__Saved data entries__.

+++++

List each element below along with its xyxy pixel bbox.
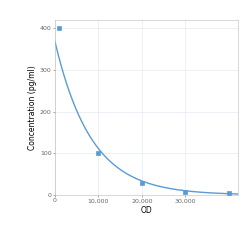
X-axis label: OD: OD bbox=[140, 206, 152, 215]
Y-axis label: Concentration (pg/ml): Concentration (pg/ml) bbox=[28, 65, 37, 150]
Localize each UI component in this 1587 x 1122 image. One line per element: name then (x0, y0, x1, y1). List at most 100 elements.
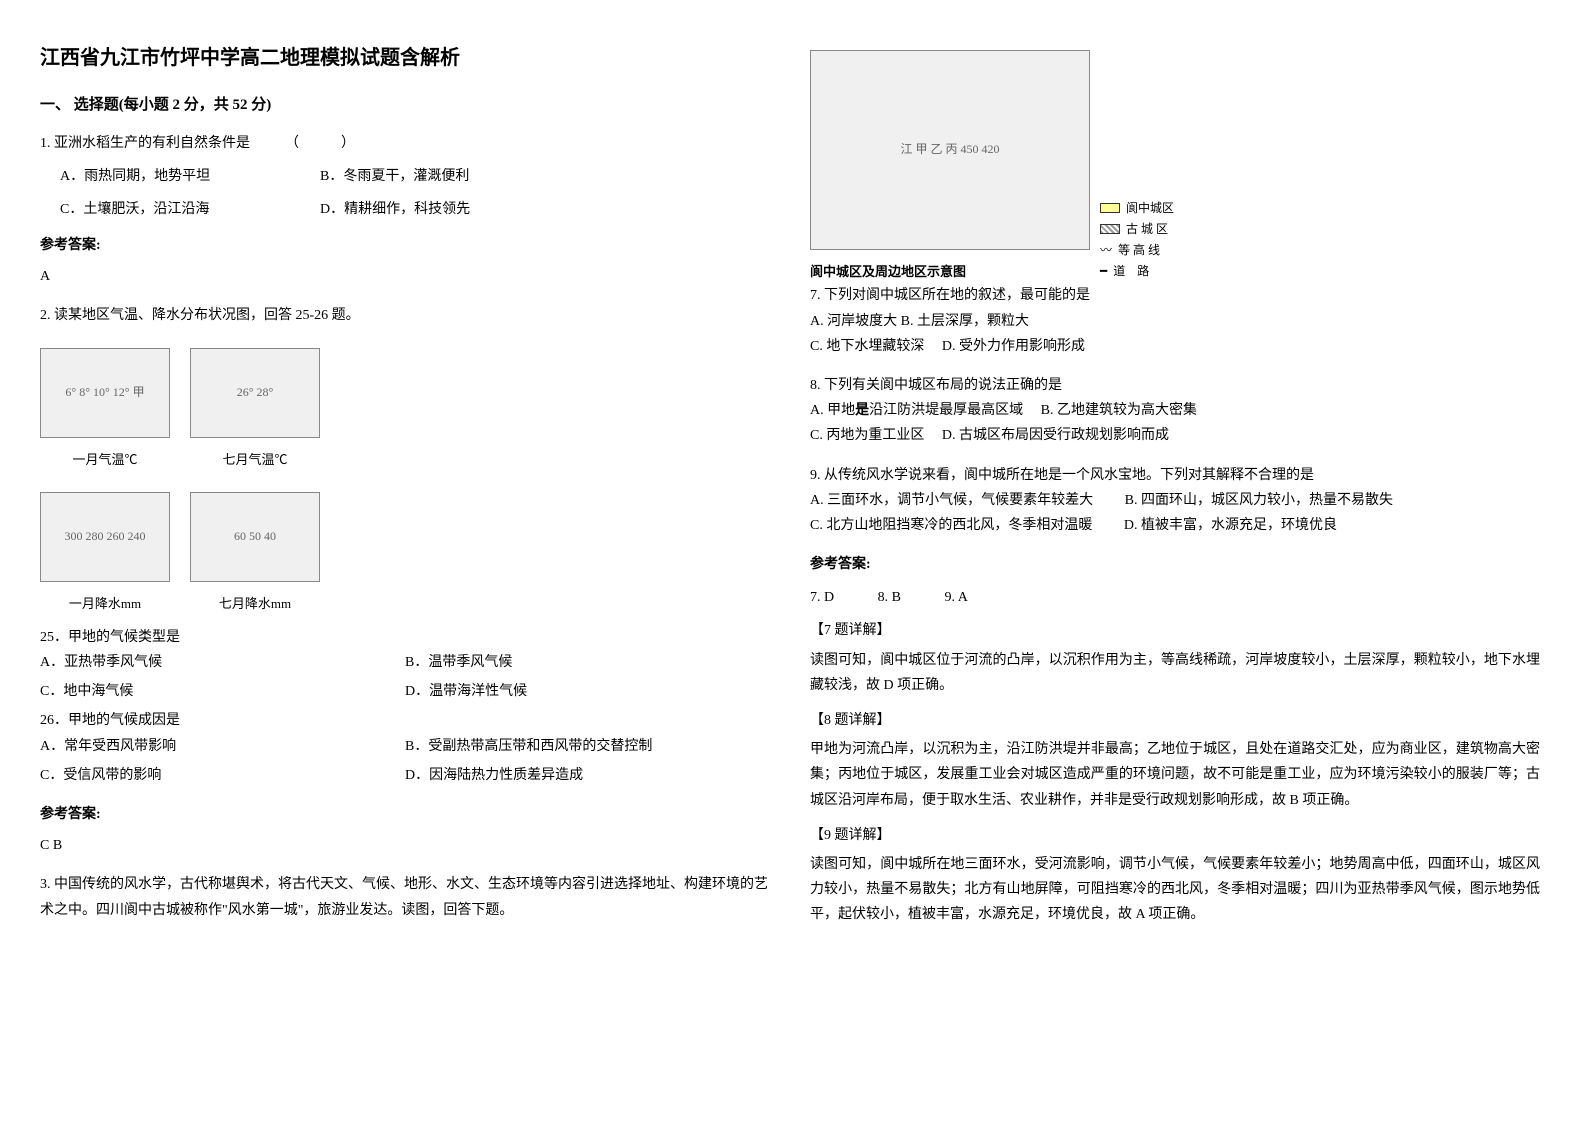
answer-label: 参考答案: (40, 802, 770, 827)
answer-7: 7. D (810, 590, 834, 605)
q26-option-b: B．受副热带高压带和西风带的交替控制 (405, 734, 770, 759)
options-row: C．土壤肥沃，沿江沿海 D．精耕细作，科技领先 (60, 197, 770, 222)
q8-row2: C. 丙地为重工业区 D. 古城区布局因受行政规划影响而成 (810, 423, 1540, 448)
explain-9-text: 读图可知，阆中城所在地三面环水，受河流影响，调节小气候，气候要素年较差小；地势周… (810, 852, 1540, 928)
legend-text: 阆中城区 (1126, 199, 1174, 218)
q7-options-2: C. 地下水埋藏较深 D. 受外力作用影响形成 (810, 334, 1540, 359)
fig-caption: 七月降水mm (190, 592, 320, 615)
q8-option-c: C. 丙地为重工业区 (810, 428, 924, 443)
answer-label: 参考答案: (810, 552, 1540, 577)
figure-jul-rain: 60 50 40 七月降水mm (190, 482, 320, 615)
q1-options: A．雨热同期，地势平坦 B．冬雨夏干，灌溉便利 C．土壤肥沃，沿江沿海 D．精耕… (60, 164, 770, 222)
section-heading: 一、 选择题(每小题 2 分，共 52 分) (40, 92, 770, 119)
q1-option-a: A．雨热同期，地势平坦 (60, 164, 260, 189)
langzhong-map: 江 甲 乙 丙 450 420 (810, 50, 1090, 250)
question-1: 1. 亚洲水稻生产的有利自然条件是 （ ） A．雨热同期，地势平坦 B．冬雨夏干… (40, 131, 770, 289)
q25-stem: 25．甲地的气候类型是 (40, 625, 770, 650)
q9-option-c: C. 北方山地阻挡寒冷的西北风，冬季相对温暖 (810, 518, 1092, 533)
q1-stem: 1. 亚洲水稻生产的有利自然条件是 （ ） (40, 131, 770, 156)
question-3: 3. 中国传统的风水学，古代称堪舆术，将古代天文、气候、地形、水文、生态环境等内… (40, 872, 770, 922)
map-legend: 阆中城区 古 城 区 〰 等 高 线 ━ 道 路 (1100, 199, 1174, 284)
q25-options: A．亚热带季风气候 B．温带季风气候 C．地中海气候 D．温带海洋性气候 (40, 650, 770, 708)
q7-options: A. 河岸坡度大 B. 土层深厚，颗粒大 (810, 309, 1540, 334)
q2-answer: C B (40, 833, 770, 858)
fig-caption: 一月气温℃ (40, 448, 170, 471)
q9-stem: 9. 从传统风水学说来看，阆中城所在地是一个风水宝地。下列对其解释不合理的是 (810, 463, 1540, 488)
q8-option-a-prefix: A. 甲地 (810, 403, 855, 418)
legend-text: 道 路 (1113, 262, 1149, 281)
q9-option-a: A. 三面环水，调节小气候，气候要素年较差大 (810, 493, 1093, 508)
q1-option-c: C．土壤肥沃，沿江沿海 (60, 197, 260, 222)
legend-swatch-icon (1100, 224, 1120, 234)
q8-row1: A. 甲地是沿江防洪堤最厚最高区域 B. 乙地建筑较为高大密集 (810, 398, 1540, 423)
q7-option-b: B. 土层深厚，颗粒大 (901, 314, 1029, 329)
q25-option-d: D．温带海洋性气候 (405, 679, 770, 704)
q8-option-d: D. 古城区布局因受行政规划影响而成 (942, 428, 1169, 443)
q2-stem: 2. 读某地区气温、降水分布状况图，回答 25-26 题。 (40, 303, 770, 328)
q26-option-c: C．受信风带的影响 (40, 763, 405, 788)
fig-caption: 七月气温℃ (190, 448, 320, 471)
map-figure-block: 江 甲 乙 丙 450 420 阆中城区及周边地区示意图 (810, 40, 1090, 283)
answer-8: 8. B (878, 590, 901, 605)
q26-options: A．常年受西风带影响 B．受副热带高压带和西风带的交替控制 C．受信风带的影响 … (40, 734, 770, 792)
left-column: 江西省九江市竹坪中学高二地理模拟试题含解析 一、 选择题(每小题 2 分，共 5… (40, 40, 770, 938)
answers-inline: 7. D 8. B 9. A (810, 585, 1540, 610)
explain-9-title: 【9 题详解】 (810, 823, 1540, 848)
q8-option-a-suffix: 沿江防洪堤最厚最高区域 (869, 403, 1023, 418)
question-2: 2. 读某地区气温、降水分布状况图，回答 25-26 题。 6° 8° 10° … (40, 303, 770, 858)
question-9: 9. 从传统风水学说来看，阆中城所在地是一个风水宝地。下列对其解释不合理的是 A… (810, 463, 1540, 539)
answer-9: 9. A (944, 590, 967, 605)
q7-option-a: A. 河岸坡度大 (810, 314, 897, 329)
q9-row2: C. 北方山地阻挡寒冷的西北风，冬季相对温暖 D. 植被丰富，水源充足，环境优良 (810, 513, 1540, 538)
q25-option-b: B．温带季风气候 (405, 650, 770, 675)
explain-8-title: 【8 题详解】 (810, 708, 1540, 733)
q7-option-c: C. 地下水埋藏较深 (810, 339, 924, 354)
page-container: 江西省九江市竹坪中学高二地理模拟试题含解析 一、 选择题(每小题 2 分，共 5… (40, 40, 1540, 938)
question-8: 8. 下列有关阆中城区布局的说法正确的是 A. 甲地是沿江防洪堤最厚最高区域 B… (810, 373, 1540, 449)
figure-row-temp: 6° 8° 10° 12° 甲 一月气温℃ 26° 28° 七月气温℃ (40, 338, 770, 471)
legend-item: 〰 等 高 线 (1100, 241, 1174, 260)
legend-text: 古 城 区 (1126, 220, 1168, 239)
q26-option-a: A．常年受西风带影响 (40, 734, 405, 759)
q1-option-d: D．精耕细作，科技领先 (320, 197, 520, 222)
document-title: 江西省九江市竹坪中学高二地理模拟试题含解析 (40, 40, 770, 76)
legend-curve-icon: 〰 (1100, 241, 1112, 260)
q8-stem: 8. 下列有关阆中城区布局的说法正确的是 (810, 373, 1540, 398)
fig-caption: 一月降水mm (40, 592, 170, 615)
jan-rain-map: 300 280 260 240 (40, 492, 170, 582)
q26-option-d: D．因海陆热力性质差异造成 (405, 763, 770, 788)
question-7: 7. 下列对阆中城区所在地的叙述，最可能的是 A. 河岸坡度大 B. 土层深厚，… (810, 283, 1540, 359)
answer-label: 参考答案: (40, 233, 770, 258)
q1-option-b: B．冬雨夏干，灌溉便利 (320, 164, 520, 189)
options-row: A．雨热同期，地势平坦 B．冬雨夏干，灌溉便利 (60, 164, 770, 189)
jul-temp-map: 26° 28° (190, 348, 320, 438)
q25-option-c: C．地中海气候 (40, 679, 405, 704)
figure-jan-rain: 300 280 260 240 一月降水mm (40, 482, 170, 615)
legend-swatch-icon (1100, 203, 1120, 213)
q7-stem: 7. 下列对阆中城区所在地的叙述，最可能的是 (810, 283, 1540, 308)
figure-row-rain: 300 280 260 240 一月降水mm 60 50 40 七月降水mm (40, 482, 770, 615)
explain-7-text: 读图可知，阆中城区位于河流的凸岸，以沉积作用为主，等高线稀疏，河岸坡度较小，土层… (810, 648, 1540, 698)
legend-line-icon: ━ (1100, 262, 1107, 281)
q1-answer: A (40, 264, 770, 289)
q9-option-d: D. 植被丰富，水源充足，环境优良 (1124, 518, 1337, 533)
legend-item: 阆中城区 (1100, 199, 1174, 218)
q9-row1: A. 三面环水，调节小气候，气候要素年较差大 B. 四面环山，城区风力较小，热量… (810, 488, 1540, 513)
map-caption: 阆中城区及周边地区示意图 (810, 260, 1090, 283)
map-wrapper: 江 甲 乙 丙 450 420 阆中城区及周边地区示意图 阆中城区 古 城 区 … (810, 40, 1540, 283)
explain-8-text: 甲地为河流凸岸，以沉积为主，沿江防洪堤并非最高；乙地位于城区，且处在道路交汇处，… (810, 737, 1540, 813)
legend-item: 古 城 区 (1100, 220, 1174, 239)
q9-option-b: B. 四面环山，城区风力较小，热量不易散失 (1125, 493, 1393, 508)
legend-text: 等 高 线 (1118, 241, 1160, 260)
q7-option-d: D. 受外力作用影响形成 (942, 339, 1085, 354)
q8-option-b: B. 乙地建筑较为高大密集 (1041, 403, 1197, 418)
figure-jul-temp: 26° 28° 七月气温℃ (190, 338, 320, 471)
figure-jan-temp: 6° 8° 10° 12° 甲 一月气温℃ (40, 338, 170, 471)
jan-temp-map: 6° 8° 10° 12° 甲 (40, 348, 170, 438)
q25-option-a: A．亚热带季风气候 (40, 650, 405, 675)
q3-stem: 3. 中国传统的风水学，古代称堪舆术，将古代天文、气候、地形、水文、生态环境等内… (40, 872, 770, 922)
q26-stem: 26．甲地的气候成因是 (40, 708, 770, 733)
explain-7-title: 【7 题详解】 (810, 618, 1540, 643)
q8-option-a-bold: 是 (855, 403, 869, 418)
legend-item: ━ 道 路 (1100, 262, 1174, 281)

+++++

Starting at the line that contains "answer-label: 参考答案: (40, 802, 770, 827)" and ending after the line that contains "q8-row2: C. 丙地为重工业区", arrange those lines as a JSON list of strings with one string per line and no blank lines.

__The output__.
[
  "answer-label: 参考答案: (40, 802, 770, 827)",
  "answer-7: 7. D (810, 590, 834, 605)",
  "q26-option-b: B．受副热带高压带和西风带的交替控制 (405, 734, 770, 759)",
  "options-row: C．土壤肥沃，沿江沿海 D．精耕细作，科技领先 (60, 197, 770, 222)",
  "q8-row2: C. 丙地为重工业区 D. 古城区布局因受行政规划影响而成 (810, 423, 1540, 448)"
]